INPUT ROWS ::
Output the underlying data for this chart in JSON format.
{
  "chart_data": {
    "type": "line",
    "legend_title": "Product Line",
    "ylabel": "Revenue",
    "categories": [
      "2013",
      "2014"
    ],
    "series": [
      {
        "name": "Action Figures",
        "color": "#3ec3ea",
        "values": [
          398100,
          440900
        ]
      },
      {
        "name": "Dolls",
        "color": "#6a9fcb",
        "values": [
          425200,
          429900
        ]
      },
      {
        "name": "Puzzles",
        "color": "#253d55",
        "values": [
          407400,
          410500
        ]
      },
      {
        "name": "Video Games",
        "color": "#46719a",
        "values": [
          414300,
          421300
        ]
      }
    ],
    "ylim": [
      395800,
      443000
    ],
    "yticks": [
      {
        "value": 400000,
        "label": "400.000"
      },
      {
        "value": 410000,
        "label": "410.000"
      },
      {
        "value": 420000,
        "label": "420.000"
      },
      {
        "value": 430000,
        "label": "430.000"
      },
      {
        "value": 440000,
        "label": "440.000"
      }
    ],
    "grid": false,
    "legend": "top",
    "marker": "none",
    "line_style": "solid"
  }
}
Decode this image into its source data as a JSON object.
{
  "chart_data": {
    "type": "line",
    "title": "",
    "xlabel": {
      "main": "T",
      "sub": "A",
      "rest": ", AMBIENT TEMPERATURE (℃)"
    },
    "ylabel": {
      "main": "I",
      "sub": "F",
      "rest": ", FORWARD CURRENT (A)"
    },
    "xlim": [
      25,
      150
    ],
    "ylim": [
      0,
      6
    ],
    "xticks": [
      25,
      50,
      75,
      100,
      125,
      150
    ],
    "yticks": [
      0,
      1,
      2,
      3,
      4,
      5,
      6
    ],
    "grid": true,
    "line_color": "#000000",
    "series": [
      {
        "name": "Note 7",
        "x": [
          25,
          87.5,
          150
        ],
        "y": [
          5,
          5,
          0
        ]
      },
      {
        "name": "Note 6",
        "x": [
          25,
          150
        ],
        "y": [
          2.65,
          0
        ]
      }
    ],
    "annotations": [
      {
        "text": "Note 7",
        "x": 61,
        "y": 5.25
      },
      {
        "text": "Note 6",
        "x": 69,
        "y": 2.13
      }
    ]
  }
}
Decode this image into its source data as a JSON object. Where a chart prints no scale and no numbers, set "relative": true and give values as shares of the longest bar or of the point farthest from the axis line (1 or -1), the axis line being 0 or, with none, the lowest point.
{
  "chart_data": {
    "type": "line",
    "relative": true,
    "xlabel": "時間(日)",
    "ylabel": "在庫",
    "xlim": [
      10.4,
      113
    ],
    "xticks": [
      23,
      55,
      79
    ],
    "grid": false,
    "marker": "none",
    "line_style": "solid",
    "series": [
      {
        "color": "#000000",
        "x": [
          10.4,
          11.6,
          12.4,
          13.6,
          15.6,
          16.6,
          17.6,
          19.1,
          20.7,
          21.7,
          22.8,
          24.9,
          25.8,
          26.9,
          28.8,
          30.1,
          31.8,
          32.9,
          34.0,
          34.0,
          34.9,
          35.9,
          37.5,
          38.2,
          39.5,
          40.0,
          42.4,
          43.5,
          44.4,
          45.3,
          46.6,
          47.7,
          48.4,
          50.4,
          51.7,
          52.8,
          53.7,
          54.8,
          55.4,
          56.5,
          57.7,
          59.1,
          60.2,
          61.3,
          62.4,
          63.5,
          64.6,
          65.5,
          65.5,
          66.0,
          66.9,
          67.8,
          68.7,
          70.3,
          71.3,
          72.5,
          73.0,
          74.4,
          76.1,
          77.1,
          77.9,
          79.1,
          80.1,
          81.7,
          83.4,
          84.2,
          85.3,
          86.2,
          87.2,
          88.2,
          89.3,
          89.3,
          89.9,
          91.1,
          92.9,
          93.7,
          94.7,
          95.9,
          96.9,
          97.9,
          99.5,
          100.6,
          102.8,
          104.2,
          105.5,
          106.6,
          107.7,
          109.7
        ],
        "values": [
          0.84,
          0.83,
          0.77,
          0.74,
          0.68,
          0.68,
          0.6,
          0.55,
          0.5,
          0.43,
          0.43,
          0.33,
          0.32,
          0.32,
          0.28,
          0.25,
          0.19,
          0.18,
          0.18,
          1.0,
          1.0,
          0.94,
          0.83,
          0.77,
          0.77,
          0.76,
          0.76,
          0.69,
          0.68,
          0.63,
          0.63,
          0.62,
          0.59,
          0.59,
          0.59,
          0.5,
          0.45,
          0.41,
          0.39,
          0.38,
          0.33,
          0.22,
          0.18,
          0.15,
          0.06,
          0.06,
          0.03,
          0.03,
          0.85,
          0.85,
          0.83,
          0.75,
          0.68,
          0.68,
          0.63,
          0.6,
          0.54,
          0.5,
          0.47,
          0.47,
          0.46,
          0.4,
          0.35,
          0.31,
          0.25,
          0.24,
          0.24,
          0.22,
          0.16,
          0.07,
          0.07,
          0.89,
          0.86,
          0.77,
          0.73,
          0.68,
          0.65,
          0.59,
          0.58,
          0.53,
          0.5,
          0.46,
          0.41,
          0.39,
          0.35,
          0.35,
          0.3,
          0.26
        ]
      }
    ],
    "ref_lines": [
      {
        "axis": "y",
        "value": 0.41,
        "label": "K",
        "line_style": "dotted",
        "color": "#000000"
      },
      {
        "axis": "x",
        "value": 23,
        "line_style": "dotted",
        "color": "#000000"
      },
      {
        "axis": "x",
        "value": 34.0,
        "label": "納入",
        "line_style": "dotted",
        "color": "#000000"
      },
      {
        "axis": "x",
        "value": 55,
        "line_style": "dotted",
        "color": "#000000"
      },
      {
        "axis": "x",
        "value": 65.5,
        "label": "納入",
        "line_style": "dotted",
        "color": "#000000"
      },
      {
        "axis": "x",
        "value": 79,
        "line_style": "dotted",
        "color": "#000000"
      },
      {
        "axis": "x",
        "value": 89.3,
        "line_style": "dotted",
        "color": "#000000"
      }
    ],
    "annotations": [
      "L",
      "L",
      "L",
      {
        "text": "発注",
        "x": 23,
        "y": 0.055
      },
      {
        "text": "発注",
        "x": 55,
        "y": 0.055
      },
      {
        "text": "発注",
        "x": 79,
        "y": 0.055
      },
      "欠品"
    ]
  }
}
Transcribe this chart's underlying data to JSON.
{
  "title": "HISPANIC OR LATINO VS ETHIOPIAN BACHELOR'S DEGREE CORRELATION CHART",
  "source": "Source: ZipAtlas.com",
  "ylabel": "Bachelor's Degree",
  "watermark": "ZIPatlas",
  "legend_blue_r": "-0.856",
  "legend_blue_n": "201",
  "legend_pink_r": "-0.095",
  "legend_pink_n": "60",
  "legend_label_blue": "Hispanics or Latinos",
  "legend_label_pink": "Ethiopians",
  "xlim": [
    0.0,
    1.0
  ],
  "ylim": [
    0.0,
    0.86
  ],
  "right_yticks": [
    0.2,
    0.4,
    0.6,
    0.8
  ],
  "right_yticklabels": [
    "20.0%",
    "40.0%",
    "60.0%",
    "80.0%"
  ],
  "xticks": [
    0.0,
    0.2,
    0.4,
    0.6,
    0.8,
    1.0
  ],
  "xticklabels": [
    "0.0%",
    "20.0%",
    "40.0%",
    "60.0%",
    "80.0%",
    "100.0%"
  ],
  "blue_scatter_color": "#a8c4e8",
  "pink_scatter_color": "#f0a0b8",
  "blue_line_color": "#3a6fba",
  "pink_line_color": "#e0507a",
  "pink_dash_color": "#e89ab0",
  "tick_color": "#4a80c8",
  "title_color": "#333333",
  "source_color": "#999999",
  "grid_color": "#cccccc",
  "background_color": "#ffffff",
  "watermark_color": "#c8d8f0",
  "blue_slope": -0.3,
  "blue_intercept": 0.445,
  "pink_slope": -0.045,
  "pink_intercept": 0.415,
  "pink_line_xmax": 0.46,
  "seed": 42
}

GIVEN EXERCISE ::
Reproduce only the lines between the line containing "Transcribe this chart's" and the last line of the records, those two lines included, exactly.

CORRECT RESPONSE ::
Transcribe this chart's underlying data to JSON.
{
  "title": "HISPANIC OR LATINO VS ETHIOPIAN BACHELOR'S DEGREE CORRELATION CHART",
  "source": "Source: ZipAtlas.com",
  "ylabel": "Bachelor's Degree",
  "watermark": "ZIPatlas",
  "legend_blue_r": "-0.856",
  "legend_blue_n": "201",
  "legend_pink_r": "-0.095",
  "legend_pink_n": "60",
  "legend_label_blue": "Hispanics or Latinos",
  "legend_label_pink": "Ethiopians",
  "xlim": [
    0.0,
    1.0
  ],
  "ylim": [
    0.0,
    0.86
  ],
  "right_yticks": [
    0.2,
    0.4,
    0.6,
    0.8
  ],
  "right_yticklabels": [
    "20.0%",
    "40.0%",
    "60.0%",
    "80.0%"
  ],
  "xticks": [
    0.0,
    0.2,
    0.4,
    0.6,
    0.8,
    1.0
  ],
  "xticklabels": [
    "0.0%",
    "20.0%",
    "40.0%",
    "60.0%",
    "80.0%",
    "100.0%"
  ],
  "blue_scatter_color": "#a8c4e8",
  "pink_scatter_color": "#f0a0b8",
  "blue_line_color": "#3a6fba",
  "pink_line_color": "#e0507a",
  "pink_dash_color": "#e89ab0",
  "tick_color": "#4a80c8",
  "title_color": "#333333",
  "source_color": "#999999",
  "grid_color": "#cccccc",
  "background_color": "#ffffff",
  "watermark_color": "#c8d8f0",
  "blue_slope": -0.3,
  "blue_intercept": 0.445,
  "pink_slope": -0.045,
  "pink_intercept": 0.415,
  "pink_line_xmax": 0.46,
  "seed": 42
}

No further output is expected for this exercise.